(Page element annotations)
::::::
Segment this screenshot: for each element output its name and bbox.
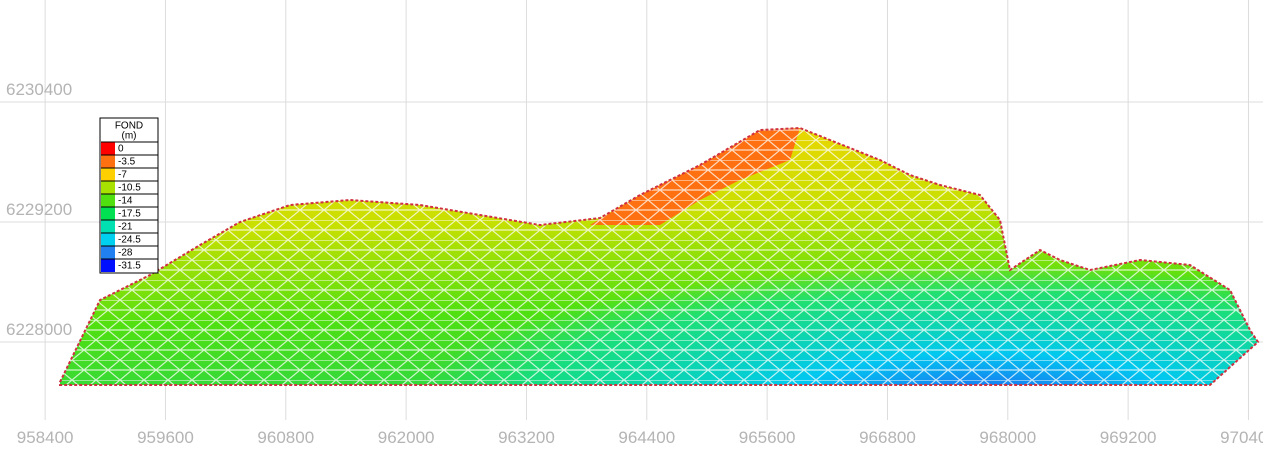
- legend-label: -3.5: [118, 157, 136, 168]
- y-tick-label: 6230400: [6, 80, 72, 99]
- y-tick-label: 6229200: [6, 200, 72, 219]
- x-tick-label: 958400: [17, 428, 74, 447]
- x-tick-label: 966800: [859, 428, 916, 447]
- x-tick-label: 960800: [257, 428, 314, 447]
- legend-swatch: [101, 142, 115, 155]
- legend-label: -14: [118, 196, 133, 207]
- page: {"chart_data": {"type": "mesh", "xlim": …: [0, 0, 1263, 450]
- y-tick-label: 6228000: [6, 320, 72, 339]
- legend-swatch: [101, 181, 115, 194]
- x-tick-label: 965600: [739, 428, 796, 447]
- legend: FOND (m) 0-3.5-7-10.5-14-17.5-21-24.5-28…: [100, 118, 158, 273]
- legend-swatch: [101, 259, 115, 272]
- legend-label: -28: [118, 248, 133, 259]
- legend-swatch: [101, 155, 115, 168]
- chart: FOND (m) 0-3.5-7-10.5-14-17.5-21-24.5-28…: [0, 0, 1263, 450]
- x-tick-label: 970400: [1220, 428, 1263, 447]
- legend-label: 0: [118, 144, 124, 155]
- x-tick-label: 969200: [1100, 428, 1157, 447]
- legend-unit: (m): [122, 131, 137, 142]
- mesh: [0, 100, 1263, 400]
- legend-swatch: [101, 220, 115, 233]
- legend-swatch: [101, 168, 115, 181]
- legend-label: -10.5: [118, 183, 141, 194]
- x-tick-label: 964400: [618, 428, 675, 447]
- x-tick-label: 959600: [137, 428, 194, 447]
- legend-label: -24.5: [118, 235, 141, 246]
- legend-label: -7: [118, 170, 127, 181]
- legend-swatch: [101, 246, 115, 259]
- legend-label: -17.5: [118, 209, 141, 220]
- x-tick-label: 968000: [979, 428, 1036, 447]
- legend-label: -21: [118, 222, 133, 233]
- legend-swatch: [101, 233, 115, 246]
- legend-swatch: [101, 207, 115, 220]
- x-tick-label: 963200: [498, 428, 555, 447]
- mesh-lines: [0, 100, 1263, 400]
- legend-swatch: [101, 194, 115, 207]
- x-tick-label: 962000: [378, 428, 435, 447]
- legend-label: -31.5: [118, 261, 141, 272]
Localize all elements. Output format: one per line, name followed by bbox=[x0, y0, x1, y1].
::::::
> _PROBLEM REQUIREMENTS_
Can you copy all of the data above line for line, leaving the pictures out?

> _SOLUTION FOR THIS TASK_
Segment this screenshot: for each element output its name and bbox.
- legend-label: -3.5: [118, 157, 136, 168]
- y-tick-label: 6230400: [6, 80, 72, 99]
- y-tick-label: 6229200: [6, 200, 72, 219]
- x-tick-label: 958400: [17, 428, 74, 447]
- x-tick-label: 966800: [859, 428, 916, 447]
- x-tick-label: 960800: [257, 428, 314, 447]
- legend-swatch: [101, 142, 115, 155]
- legend-label: -14: [118, 196, 133, 207]
- page: {"chart_data": {"type": "mesh", "xlim": …: [0, 0, 1263, 450]
- y-tick-label: 6228000: [6, 320, 72, 339]
- legend-swatch: [101, 181, 115, 194]
- x-tick-label: 965600: [739, 428, 796, 447]
- legend: FOND (m) 0-3.5-7-10.5-14-17.5-21-24.5-28…: [100, 118, 158, 273]
- legend-swatch: [101, 259, 115, 272]
- legend-label: -28: [118, 248, 133, 259]
- legend-swatch: [101, 155, 115, 168]
- chart: FOND (m) 0-3.5-7-10.5-14-17.5-21-24.5-28…: [0, 0, 1263, 450]
- x-tick-label: 970400: [1220, 428, 1263, 447]
- legend-label: 0: [118, 144, 124, 155]
- x-tick-label: 969200: [1100, 428, 1157, 447]
- legend-unit: (m): [122, 131, 137, 142]
- mesh: [0, 100, 1263, 400]
- legend-swatch: [101, 220, 115, 233]
- legend-swatch: [101, 168, 115, 181]
- legend-label: -10.5: [118, 183, 141, 194]
- x-tick-label: 964400: [618, 428, 675, 447]
- x-tick-label: 959600: [137, 428, 194, 447]
- legend-label: -24.5: [118, 235, 141, 246]
- legend-label: -7: [118, 170, 127, 181]
- legend-swatch: [101, 246, 115, 259]
- legend-label: -17.5: [118, 209, 141, 220]
- x-tick-label: 968000: [979, 428, 1036, 447]
- legend-label: -21: [118, 222, 133, 233]
- legend-swatch: [101, 233, 115, 246]
- legend-swatch: [101, 207, 115, 220]
- x-tick-label: 963200: [498, 428, 555, 447]
- mesh-lines: [0, 100, 1263, 400]
- legend-swatch: [101, 194, 115, 207]
- x-tick-label: 962000: [378, 428, 435, 447]
- legend-label: -31.5: [118, 261, 141, 272]
Localize all elements. Output format: one per line, name followed by bbox=[x0, y0, x1, y1].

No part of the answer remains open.